>> start GIVEN DATA

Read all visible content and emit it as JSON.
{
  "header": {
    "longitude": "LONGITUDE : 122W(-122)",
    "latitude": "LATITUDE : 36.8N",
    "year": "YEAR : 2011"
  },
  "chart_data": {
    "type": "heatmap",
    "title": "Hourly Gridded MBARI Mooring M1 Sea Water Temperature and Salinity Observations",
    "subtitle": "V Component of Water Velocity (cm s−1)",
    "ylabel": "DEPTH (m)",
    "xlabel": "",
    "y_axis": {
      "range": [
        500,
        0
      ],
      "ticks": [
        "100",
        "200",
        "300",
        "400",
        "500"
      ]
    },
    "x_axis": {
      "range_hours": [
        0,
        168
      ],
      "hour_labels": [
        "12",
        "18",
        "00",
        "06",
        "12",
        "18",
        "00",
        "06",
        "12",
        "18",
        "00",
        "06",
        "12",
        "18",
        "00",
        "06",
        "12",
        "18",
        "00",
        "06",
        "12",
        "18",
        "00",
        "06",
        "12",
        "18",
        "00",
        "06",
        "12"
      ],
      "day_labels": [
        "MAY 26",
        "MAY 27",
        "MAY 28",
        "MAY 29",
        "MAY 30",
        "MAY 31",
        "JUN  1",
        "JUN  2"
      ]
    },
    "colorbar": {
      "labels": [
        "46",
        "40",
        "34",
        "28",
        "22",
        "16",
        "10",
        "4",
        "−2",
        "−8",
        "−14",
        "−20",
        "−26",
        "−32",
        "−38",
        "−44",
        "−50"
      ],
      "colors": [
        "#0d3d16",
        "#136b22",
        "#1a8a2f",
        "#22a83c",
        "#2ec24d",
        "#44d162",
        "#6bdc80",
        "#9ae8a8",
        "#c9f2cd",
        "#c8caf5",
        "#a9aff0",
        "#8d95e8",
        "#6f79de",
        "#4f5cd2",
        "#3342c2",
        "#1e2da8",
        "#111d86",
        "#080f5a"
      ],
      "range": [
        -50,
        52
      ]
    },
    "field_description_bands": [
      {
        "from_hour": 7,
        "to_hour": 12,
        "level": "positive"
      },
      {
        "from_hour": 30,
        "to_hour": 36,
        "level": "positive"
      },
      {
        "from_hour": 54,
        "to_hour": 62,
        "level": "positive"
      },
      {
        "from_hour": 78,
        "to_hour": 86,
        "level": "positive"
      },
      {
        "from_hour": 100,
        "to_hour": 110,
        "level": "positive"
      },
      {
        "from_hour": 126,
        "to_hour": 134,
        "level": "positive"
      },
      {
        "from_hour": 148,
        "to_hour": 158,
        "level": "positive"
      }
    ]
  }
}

>> end GIVEN DATA

## PROBLEM TO WORK ON
Write out all the entries exactly.

## TASK RESPONSE
Read all visible content and emit it as JSON.
{
  "header": {
    "longitude": "LONGITUDE : 122W(-122)",
    "latitude": "LATITUDE : 36.8N",
    "year": "YEAR : 2011"
  },
  "chart_data": {
    "type": "heatmap",
    "title": "Hourly Gridded MBARI Mooring M1 Sea Water Temperature and Salinity Observations",
    "subtitle": "V Component of Water Velocity (cm s−1)",
    "ylabel": "DEPTH (m)",
    "xlabel": "",
    "y_axis": {
      "range": [
        500,
        0
      ],
      "ticks": [
        "100",
        "200",
        "300",
        "400",
        "500"
      ]
    },
    "x_axis": {
      "range_hours": [
        0,
        168
      ],
      "hour_labels": [
        "12",
        "18",
        "00",
        "06",
        "12",
        "18",
        "00",
        "06",
        "12",
        "18",
        "00",
        "06",
        "12",
        "18",
        "00",
        "06",
        "12",
        "18",
        "00",
        "06",
        "12",
        "18",
        "00",
        "06",
        "12",
        "18",
        "00",
        "06",
        "12"
      ],
      "day_labels": [
        "MAY 26",
        "MAY 27",
        "MAY 28",
        "MAY 29",
        "MAY 30",
        "MAY 31",
        "JUN  1",
        "JUN  2"
      ]
    },
    "colorbar": {
      "labels": [
        "46",
        "40",
        "34",
        "28",
        "22",
        "16",
        "10",
        "4",
        "−2",
        "−8",
        "−14",
        "−20",
        "−26",
        "−32",
        "−38",
        "−44",
        "−50"
      ],
      "colors": [
        "#0d3d16",
        "#136b22",
        "#1a8a2f",
        "#22a83c",
        "#2ec24d",
        "#44d162",
        "#6bdc80",
        "#9ae8a8",
        "#c9f2cd",
        "#c8caf5",
        "#a9aff0",
        "#8d95e8",
        "#6f79de",
        "#4f5cd2",
        "#3342c2",
        "#1e2da8",
        "#111d86",
        "#080f5a"
      ],
      "range": [
        -50,
        52
      ]
    },
    "field_description_bands": [
      {
        "from_hour": 7,
        "to_hour": 12,
        "level": "positive"
      },
      {
        "from_hour": 30,
        "to_hour": 36,
        "level": "positive"
      },
      {
        "from_hour": 54,
        "to_hour": 62,
        "level": "positive"
      },
      {
        "from_hour": 78,
        "to_hour": 86,
        "level": "positive"
      },
      {
        "from_hour": 100,
        "to_hour": 110,
        "level": "positive"
      },
      {
        "from_hour": 126,
        "to_hour": 134,
        "level": "positive"
      },
      {
        "from_hour": 148,
        "to_hour": 158,
        "level": "positive"
      }
    ]
  }
}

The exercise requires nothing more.